• _SET EXERCISE_
Transcribe the records below exactly as they appear, omitting any pictures.

Collected data entries
-.-.-
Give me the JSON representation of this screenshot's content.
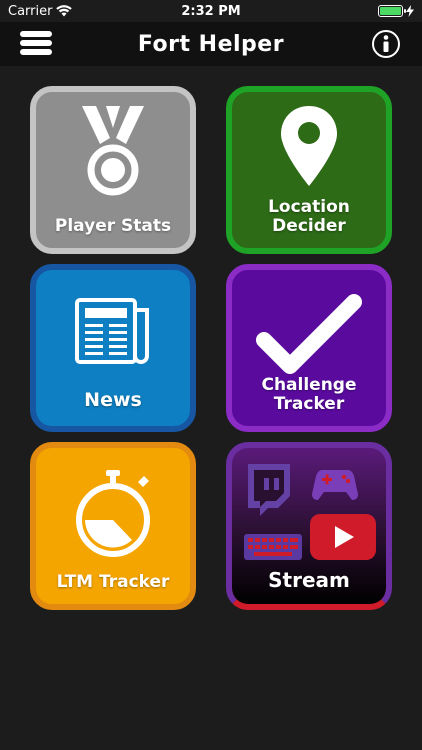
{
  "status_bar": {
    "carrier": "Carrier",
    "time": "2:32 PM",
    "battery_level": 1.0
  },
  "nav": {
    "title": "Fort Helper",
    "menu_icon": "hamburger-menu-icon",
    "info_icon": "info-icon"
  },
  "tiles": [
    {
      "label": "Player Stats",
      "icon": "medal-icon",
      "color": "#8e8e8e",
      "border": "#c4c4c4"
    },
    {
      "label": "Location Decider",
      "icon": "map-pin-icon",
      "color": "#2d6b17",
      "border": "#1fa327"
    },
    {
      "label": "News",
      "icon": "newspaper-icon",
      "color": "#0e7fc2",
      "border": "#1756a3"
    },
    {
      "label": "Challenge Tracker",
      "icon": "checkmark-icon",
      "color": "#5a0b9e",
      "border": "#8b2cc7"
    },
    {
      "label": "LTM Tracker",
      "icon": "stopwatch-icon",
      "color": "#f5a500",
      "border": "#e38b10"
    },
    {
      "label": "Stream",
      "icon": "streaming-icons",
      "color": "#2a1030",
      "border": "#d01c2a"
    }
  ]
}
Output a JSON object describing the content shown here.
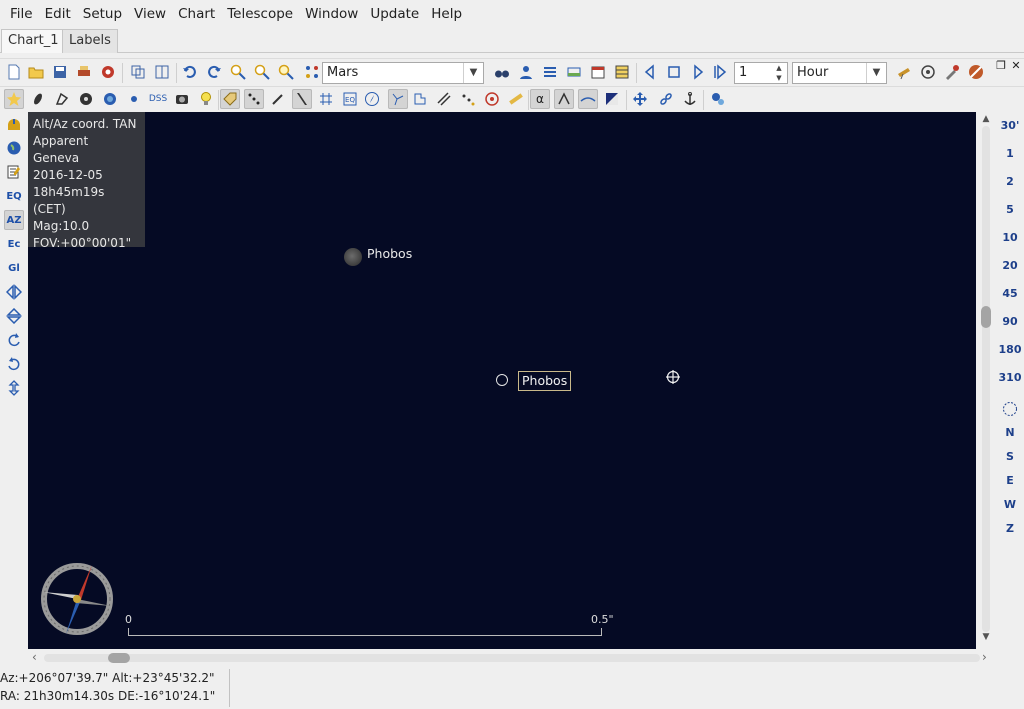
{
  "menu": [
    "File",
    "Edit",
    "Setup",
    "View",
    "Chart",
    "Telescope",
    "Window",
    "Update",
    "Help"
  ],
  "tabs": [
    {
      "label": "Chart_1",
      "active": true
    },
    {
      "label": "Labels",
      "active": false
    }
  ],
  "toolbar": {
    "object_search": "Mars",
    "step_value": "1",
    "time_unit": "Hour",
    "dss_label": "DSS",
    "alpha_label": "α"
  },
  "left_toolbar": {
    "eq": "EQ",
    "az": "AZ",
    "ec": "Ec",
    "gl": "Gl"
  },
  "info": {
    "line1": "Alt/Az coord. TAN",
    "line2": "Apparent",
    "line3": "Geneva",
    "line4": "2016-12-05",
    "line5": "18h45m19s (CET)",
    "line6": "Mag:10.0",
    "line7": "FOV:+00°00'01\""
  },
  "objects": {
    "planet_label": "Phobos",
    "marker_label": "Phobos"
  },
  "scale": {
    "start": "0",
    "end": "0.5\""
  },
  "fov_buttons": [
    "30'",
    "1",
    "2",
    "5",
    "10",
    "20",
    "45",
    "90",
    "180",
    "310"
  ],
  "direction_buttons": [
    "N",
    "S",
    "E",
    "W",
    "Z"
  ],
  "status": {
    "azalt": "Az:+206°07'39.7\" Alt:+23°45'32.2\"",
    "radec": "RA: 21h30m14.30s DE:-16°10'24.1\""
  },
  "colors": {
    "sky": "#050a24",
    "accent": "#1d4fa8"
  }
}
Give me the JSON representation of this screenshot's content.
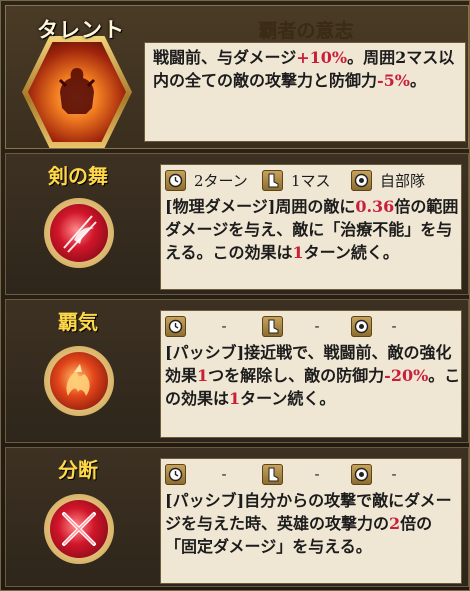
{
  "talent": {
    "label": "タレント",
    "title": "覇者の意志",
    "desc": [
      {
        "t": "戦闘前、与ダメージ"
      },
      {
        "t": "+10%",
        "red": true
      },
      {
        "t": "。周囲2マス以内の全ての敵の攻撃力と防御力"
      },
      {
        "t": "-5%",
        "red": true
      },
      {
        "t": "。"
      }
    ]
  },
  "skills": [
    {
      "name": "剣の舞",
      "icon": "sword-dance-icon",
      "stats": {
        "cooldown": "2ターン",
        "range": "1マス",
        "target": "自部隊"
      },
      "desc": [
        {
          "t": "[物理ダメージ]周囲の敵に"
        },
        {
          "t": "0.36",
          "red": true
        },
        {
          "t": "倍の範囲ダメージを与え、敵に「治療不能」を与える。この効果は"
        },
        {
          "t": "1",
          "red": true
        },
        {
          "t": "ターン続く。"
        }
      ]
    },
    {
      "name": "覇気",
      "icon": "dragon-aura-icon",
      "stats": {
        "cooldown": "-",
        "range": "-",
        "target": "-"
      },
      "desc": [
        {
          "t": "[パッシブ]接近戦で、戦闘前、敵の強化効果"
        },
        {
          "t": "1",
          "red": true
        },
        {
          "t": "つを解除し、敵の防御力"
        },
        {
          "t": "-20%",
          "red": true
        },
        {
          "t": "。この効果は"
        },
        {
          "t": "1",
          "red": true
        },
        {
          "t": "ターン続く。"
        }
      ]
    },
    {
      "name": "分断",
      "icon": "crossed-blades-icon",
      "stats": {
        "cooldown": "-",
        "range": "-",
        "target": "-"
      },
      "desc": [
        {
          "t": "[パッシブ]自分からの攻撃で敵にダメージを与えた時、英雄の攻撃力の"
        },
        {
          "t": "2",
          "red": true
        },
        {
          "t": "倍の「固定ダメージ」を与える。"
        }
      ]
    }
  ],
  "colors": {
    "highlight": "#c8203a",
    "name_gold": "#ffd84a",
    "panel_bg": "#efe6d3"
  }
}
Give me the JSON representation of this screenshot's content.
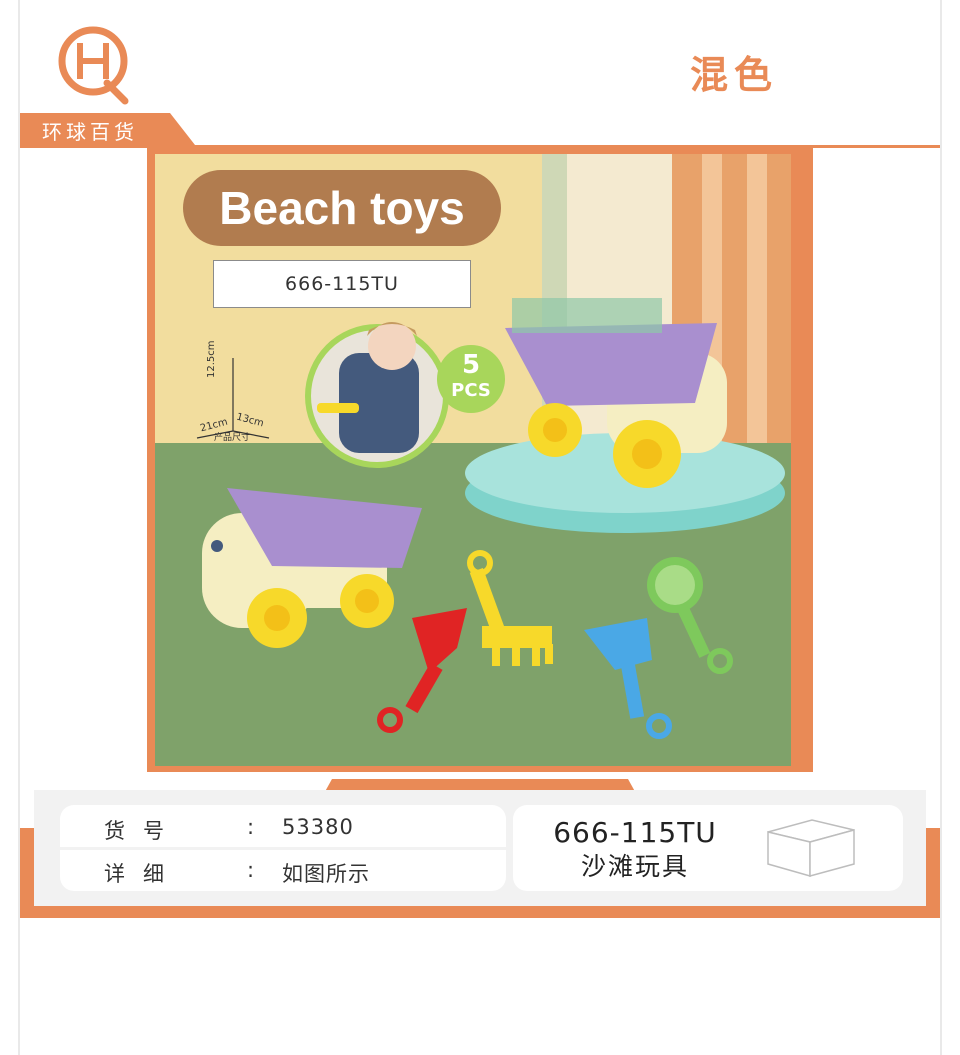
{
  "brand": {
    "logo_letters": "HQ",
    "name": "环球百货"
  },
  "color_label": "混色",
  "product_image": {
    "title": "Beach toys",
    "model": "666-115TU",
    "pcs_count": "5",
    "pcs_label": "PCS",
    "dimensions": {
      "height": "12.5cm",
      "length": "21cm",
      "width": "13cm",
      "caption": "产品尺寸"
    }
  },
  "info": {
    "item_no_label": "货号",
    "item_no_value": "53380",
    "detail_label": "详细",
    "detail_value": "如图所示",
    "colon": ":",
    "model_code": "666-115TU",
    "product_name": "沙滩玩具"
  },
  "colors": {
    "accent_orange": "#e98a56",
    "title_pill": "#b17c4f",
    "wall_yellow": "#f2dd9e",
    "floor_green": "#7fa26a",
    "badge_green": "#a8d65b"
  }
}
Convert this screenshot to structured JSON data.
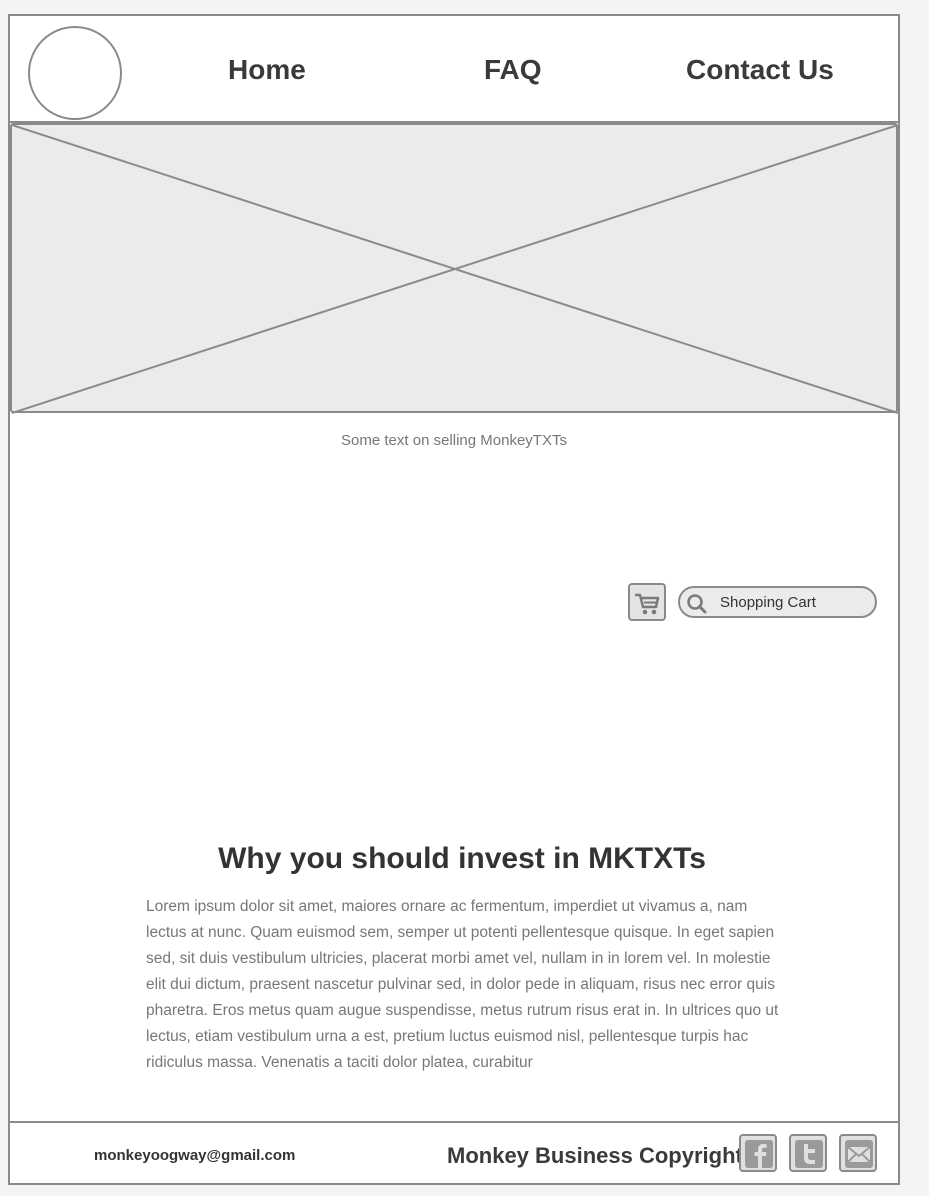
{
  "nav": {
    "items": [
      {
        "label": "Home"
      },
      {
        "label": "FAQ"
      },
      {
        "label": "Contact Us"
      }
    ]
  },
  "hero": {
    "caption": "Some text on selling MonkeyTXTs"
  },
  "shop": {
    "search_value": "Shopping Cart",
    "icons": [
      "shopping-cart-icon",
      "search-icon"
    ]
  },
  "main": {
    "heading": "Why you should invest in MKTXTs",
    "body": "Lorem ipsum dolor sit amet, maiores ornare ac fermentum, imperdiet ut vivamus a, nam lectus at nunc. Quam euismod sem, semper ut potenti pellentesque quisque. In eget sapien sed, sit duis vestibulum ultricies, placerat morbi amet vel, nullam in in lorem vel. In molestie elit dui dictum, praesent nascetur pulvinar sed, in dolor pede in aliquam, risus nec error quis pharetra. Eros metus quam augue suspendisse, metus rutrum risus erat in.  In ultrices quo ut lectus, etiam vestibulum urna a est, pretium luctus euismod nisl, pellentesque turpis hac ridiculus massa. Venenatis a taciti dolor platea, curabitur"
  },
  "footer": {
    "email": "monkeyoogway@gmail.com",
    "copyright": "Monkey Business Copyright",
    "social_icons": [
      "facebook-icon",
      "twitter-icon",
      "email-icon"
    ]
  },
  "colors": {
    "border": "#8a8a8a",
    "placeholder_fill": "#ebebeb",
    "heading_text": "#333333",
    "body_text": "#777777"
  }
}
-.-.-
• _RESPONSE_
Give me the JSON representation of this screenshot's content.
{
  "status_bar": {
    "carrier": "Carrier",
    "time": "2:32 PM",
    "battery_level": 1.0
  },
  "nav": {
    "title": "Fort Helper",
    "menu_icon": "hamburger-menu-icon",
    "info_icon": "info-icon"
  },
  "tiles": [
    {
      "label": "Player Stats",
      "icon": "medal-icon",
      "color": "#8e8e8e",
      "border": "#c4c4c4"
    },
    {
      "label": "Location Decider",
      "icon": "map-pin-icon",
      "color": "#2d6b17",
      "border": "#1fa327"
    },
    {
      "label": "News",
      "icon": "newspaper-icon",
      "color": "#0e7fc2",
      "border": "#1756a3"
    },
    {
      "label": "Challenge Tracker",
      "icon": "checkmark-icon",
      "color": "#5a0b9e",
      "border": "#8b2cc7"
    },
    {
      "label": "LTM Tracker",
      "icon": "stopwatch-icon",
      "color": "#f5a500",
      "border": "#e38b10"
    },
    {
      "label": "Stream",
      "icon": "streaming-icons",
      "color": "#2a1030",
      "border": "#d01c2a"
    }
  ]
}
Output a JSON object describing the content shown here.
{
  "menu": [
    "File",
    "Edit",
    "Setup",
    "View",
    "Chart",
    "Telescope",
    "Window",
    "Update",
    "Help"
  ],
  "tabs": [
    {
      "label": "Chart_1",
      "active": true
    },
    {
      "label": "Labels",
      "active": false
    }
  ],
  "toolbar": {
    "object_search": "Mars",
    "step_value": "1",
    "time_unit": "Hour",
    "dss_label": "DSS",
    "alpha_label": "α"
  },
  "left_toolbar": {
    "eq": "EQ",
    "az": "AZ",
    "ec": "Ec",
    "gl": "Gl"
  },
  "info": {
    "line1": "Alt/Az coord. TAN",
    "line2": "Apparent",
    "line3": "Geneva",
    "line4": "2016-12-05",
    "line5": "18h45m19s (CET)",
    "line6": "Mag:10.0",
    "line7": "FOV:+00°00'01\""
  },
  "objects": {
    "planet_label": "Phobos",
    "marker_label": "Phobos"
  },
  "scale": {
    "start": "0",
    "end": "0.5\""
  },
  "fov_buttons": [
    "30'",
    "1",
    "2",
    "5",
    "10",
    "20",
    "45",
    "90",
    "180",
    "310"
  ],
  "direction_buttons": [
    "N",
    "S",
    "E",
    "W",
    "Z"
  ],
  "status": {
    "azalt": "Az:+206°07'39.7\" Alt:+23°45'32.2\"",
    "radec": "RA: 21h30m14.30s DE:-16°10'24.1\""
  },
  "colors": {
    "sky": "#050a24",
    "accent": "#1d4fa8"
  }
}
Give me the JSON representation of this screenshot's content.
{
  "talent": {
    "label": "タレント",
    "title": "覇者の意志",
    "desc": [
      {
        "t": "戦闘前、与ダメージ"
      },
      {
        "t": "+10%",
        "red": true
      },
      {
        "t": "。周囲2マス以内の全ての敵の攻撃力と防御力"
      },
      {
        "t": "-5%",
        "red": true
      },
      {
        "t": "。"
      }
    ]
  },
  "skills": [
    {
      "name": "剣の舞",
      "icon": "sword-dance-icon",
      "stats": {
        "cooldown": "2ターン",
        "range": "1マス",
        "target": "自部隊"
      },
      "desc": [
        {
          "t": "[物理ダメージ]周囲の敵に"
        },
        {
          "t": "0.36",
          "red": true
        },
        {
          "t": "倍の範囲ダメージを与え、敵に「治療不能」を与える。この効果は"
        },
        {
          "t": "1",
          "red": true
        },
        {
          "t": "ターン続く。"
        }
      ]
    },
    {
      "name": "覇気",
      "icon": "dragon-aura-icon",
      "stats": {
        "cooldown": "-",
        "range": "-",
        "target": "-"
      },
      "desc": [
        {
          "t": "[パッシブ]接近戦で、戦闘前、敵の強化効果"
        },
        {
          "t": "1",
          "red": true
        },
        {
          "t": "つを解除し、敵の防御力"
        },
        {
          "t": "-20%",
          "red": true
        },
        {
          "t": "。この効果は"
        },
        {
          "t": "1",
          "red": true
        },
        {
          "t": "ターン続く。"
        }
      ]
    },
    {
      "name": "分断",
      "icon": "crossed-blades-icon",
      "stats": {
        "cooldown": "-",
        "range": "-",
        "target": "-"
      },
      "desc": [
        {
          "t": "[パッシブ]自分からの攻撃で敵にダメージを与えた時、英雄の攻撃力の"
        },
        {
          "t": "2",
          "red": true
        },
        {
          "t": "倍の「固定ダメージ」を与える。"
        }
      ]
    }
  ],
  "colors": {
    "highlight": "#c8203a",
    "name_gold": "#ffd84a",
    "panel_bg": "#efe6d3"
  }
}
Give me the JSON representation of this screenshot's content.
{
  "brand": {
    "logo_letters": "HQ",
    "name": "环球百货"
  },
  "color_label": "混色",
  "product_image": {
    "title": "Beach toys",
    "model": "666-115TU",
    "pcs_count": "5",
    "pcs_label": "PCS",
    "dimensions": {
      "height": "12.5cm",
      "length": "21cm",
      "width": "13cm",
      "caption": "产品尺寸"
    }
  },
  "info": {
    "item_no_label": "货号",
    "item_no_value": "53380",
    "detail_label": "详细",
    "detail_value": "如图所示",
    "colon": ":",
    "model_code": "666-115TU",
    "product_name": "沙滩玩具"
  },
  "colors": {
    "accent_orange": "#e98a56",
    "title_pill": "#b17c4f",
    "wall_yellow": "#f2dd9e",
    "floor_green": "#7fa26a",
    "badge_green": "#a8d65b"
  }
}
Convert this screenshot to structured JSON data.
{
  "nav": {
    "items": [
      {
        "label": "Home"
      },
      {
        "label": "FAQ"
      },
      {
        "label": "Contact Us"
      }
    ]
  },
  "hero": {
    "caption": "Some text on selling MonkeyTXTs"
  },
  "shop": {
    "search_value": "Shopping Cart",
    "icons": [
      "shopping-cart-icon",
      "search-icon"
    ]
  },
  "main": {
    "heading": "Why you should invest in MKTXTs",
    "body": "Lorem ipsum dolor sit amet, maiores ornare ac fermentum, imperdiet ut vivamus a, nam lectus at nunc. Quam euismod sem, semper ut potenti pellentesque quisque. In eget sapien sed, sit duis vestibulum ultricies, placerat morbi amet vel, nullam in in lorem vel. In molestie elit dui dictum, praesent nascetur pulvinar sed, in dolor pede in aliquam, risus nec error quis pharetra. Eros metus quam augue suspendisse, metus rutrum risus erat in.  In ultrices quo ut lectus, etiam vestibulum urna a est, pretium luctus euismod nisl, pellentesque turpis hac ridiculus massa. Venenatis a taciti dolor platea, curabitur"
  },
  "footer": {
    "email": "monkeyoogway@gmail.com",
    "copyright": "Monkey Business Copyright",
    "social_icons": [
      "facebook-icon",
      "twitter-icon",
      "email-icon"
    ]
  },
  "colors": {
    "border": "#8a8a8a",
    "placeholder_fill": "#ebebeb",
    "heading_text": "#333333",
    "body_text": "#777777"
  }
}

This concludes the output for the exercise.